Direction: Can you convert every line in the entries below into a Markdown table with the columns "Row" and "Line", numbering the rows and leaving out blank lines?

Input data:
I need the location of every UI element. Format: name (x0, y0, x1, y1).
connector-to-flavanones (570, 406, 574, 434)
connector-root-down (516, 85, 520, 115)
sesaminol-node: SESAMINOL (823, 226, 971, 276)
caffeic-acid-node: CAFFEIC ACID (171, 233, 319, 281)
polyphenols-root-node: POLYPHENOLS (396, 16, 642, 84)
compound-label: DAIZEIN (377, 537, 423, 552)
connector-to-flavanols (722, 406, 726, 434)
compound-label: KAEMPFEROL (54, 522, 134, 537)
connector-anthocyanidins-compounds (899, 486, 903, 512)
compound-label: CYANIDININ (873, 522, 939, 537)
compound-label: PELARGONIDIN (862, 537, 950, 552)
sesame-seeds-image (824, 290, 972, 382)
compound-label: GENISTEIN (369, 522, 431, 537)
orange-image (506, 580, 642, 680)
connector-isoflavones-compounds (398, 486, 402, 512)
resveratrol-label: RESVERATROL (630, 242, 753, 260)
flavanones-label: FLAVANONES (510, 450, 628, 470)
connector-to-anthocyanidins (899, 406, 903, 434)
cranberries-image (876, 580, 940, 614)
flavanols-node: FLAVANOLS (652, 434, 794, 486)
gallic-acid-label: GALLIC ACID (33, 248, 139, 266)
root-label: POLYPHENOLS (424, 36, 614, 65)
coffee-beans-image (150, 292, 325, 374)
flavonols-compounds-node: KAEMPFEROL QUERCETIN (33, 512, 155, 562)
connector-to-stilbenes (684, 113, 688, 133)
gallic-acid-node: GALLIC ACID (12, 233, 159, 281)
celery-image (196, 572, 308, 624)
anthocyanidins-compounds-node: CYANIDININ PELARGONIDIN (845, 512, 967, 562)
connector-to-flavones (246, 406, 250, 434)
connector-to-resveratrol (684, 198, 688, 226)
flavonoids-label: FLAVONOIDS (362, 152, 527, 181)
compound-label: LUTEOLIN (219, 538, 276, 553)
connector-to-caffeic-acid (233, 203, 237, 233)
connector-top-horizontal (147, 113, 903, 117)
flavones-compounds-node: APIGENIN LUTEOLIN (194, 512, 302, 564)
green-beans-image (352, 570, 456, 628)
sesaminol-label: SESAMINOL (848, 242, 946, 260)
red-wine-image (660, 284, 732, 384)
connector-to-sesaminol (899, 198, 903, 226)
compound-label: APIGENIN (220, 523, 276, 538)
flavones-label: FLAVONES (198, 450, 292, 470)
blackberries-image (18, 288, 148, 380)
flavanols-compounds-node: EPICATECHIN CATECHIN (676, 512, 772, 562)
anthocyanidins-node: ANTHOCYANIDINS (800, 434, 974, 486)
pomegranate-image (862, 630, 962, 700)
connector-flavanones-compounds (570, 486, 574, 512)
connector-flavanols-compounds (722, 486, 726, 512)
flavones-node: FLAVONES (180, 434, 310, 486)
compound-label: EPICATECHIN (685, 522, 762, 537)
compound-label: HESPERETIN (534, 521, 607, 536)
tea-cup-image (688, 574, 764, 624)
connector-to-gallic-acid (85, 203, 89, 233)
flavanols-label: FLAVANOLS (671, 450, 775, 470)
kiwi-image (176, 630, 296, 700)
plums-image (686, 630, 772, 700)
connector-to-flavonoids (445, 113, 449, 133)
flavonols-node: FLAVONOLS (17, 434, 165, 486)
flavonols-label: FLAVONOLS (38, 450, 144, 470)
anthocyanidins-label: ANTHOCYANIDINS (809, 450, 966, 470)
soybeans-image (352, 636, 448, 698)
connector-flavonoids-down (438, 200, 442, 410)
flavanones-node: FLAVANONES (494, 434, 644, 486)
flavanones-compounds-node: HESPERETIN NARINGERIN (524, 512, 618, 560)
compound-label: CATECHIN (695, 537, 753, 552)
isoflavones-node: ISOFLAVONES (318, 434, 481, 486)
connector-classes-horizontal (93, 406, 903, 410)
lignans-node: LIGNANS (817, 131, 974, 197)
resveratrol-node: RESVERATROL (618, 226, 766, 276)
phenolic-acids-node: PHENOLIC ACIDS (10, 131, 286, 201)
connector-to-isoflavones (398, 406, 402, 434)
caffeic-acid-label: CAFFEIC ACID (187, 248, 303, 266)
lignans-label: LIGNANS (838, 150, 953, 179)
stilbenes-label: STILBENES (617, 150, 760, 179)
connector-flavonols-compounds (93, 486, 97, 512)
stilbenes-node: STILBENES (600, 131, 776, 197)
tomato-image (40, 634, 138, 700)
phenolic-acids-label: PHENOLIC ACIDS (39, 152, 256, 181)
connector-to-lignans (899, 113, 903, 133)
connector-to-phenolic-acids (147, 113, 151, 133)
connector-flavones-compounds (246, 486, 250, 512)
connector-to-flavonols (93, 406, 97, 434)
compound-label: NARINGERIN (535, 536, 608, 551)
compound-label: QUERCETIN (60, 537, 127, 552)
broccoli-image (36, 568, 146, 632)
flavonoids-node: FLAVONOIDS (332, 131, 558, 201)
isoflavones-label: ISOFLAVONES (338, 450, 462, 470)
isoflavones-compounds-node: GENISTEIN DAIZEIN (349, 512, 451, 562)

Output of the task:
| Row | Line |
|---|---|
| 1 | I need the location of every UI element. Format: name (x0, y0, x1, y1). |
| 2 | connector-to-flavanones (570, 406, 574, 434) |
| 3 | connector-root-down (516, 85, 520, 115) |
| 4 | sesaminol-node: SESAMINOL (823, 226, 971, 276) |
| 5 | caffeic-acid-node: CAFFEIC ACID (171, 233, 319, 281) |
| 6 | polyphenols-root-node: POLYPHENOLS (396, 16, 642, 84) |
| 7 | compound-label: DAIZEIN (377, 537, 423, 552) |
| 8 | connector-to-flavanols (722, 406, 726, 434) |
| 9 | compound-label: KAEMPFEROL (54, 522, 134, 537) |
| 10 | connector-anthocyanidins-compounds (899, 486, 903, 512) |
| 11 | compound-label: CYANIDININ (873, 522, 939, 537) |
| 12 | compound-label: PELARGONIDIN (862, 537, 950, 552) |
| 13 | sesame-seeds-image (824, 290, 972, 382) |
| 14 | compound-label: GENISTEIN (369, 522, 431, 537) |
| 15 | orange-image (506, 580, 642, 680) |
| 16 | connector-isoflavones-compounds (398, 486, 402, 512) |
| 17 | resveratrol-label: RESVERATROL (630, 242, 753, 260) |
| 18 | flavanones-label: FLAVANONES (510, 450, 628, 470) |
| 19 | connector-to-anthocyanidins (899, 406, 903, 434) |
| 20 | cranberries-image (876, 580, 940, 614) |
| 21 | flavanols-node: FLAVANOLS (652, 434, 794, 486) |
| 22 | gallic-acid-label: GALLIC ACID (33, 248, 139, 266) |
| 23 | root-label: POLYPHENOLS (424, 36, 614, 65) |
| 24 | coffee-beans-image (150, 292, 325, 374) |
| 25 | flavonols-compounds-node: KAEMPFEROL QUERCETIN (33, 512, 155, 562) |
| 26 | connector-to-stilbenes (684, 113, 688, 133) |
| 27 | gallic-acid-node: GALLIC ACID (12, 233, 159, 281) |
| 28 | celery-image (196, 572, 308, 624) |
| 29 | anthocyanidins-compounds-node: CYANIDININ PELARGONIDIN (845, 512, 967, 562) |
| 30 | connector-to-flavones (246, 406, 250, 434) |
| 31 | connector-to-resveratrol (684, 198, 688, 226) |
| 32 | flavonoids-label: FLAVONOIDS (362, 152, 527, 181) |
| 33 | compound-label: LUTEOLIN (219, 538, 276, 553) |
| 34 | connector-to-caffeic-acid (233, 203, 237, 233) |
| 35 | connector-top-horizontal (147, 113, 903, 117) |
| 36 | flavones-compounds-node: APIGENIN LUTEOLIN (194, 512, 302, 564) |
| 37 | green-beans-image (352, 570, 456, 628) |
| 38 | sesaminol-label: SESAMINOL (848, 242, 946, 260) |
| 39 | red-wine-image (660, 284, 732, 384) |
| 40 | connector-to-sesaminol (899, 198, 903, 226) |
| 41 | compound-label: APIGENIN (220, 523, 276, 538) |
| 42 | flavones-label: FLAVONES (198, 450, 292, 470) |
| 43 | blackberries-image (18, 288, 148, 380) |
| 44 | flavanols-compounds-node: EPICATECHIN CATECHIN (676, 512, 772, 562) |
| 45 | anthocyanidins-node: ANTHOCYANIDINS (800, 434, 974, 486) |
| 46 | pomegranate-image (862, 630, 962, 700) |
| 47 | connector-flavanones-compounds (570, 486, 574, 512) |
| 48 | connector-flavanols-compounds (722, 486, 726, 512) |
| 49 | flavones-node: FLAVONES (180, 434, 310, 486) |
| 50 | compound-label: EPICATECHIN (685, 522, 762, 537) |
| 51 | compound-label: HESPERETIN (534, 521, 607, 536) |
| 52 | tea-cup-image (688, 574, 764, 624) |
| 53 | connector-to-gallic-acid (85, 203, 89, 233) |
| 54 | flavanols-label: FLAVANOLS (671, 450, 775, 470) |
| 55 | kiwi-image (176, 630, 296, 700) |
| 56 | plums-image (686, 630, 772, 700) |
| 57 | connector-to-flavonoids (445, 113, 449, 133) |
| 58 | flavonols-node: FLAVONOLS (17, 434, 165, 486) |
| 59 | flavonols-label: FLAVONOLS (38, 450, 144, 470) |
| 60 | anthocyanidins-label: ANTHOCYANIDINS (809, 450, 966, 470) |
| 61 | soybeans-image (352, 636, 448, 698) |
| 62 | connector-flavonoids-down (438, 200, 442, 410) |
| 63 | flavanones-node: FLAVANONES (494, 434, 644, 486) |
| 64 | flavanones-compounds-node: HESPERETIN NARINGERIN (524, 512, 618, 560) |
| 65 | compound-label: CATECHIN (695, 537, 753, 552) |
| 66 | isoflavones-node: ISOFLAVONES (318, 434, 481, 486) |
| 67 | connector-classes-horizontal (93, 406, 903, 410) |
| 68 | lignans-node: LIGNANS (817, 131, 974, 197) |
| 69 | resveratrol-node: RESVERATROL (618, 226, 766, 276) |
| 70 | phenolic-acids-node: PHENOLIC ACIDS (10, 131, 286, 201) |
| 71 | connector-to-isoflavones (398, 406, 402, 434) |
| 72 | caffeic-acid-label: CAFFEIC ACID (187, 248, 303, 266) |
| 73 | lignans-label: LIGNANS (838, 150, 953, 179) |
| 74 | stilbenes-label: STILBENES (617, 150, 760, 179) |
| 75 | connector-flavonols-compounds (93, 486, 97, 512) |
| 76 | stilbenes-node: STILBENES (600, 131, 776, 197) |
| 77 | tomato-image (40, 634, 138, 700) |
| 78 | phenolic-acids-label: PHENOLIC ACIDS (39, 152, 256, 181) |
| 79 | connector-to-lignans (899, 113, 903, 133) |
| 80 | connector-to-phenolic-acids (147, 113, 151, 133) |
| 81 | connector-flavones-compounds (246, 486, 250, 512) |
| 82 | connector-to-flavonols (93, 406, 97, 434) |
| 83 | compound-label: NARINGERIN (535, 536, 608, 551) |
| 84 | compound-label: QUERCETIN (60, 537, 127, 552) |
| 85 | broccoli-image (36, 568, 146, 632) |
| 86 | flavonoids-node: FLAVONOIDS (332, 131, 558, 201) |
| 87 | isoflavones-label: ISOFLAVONES (338, 450, 462, 470) |
| 88 | isoflavones-compounds-node: GENISTEIN DAIZEIN (349, 512, 451, 562) |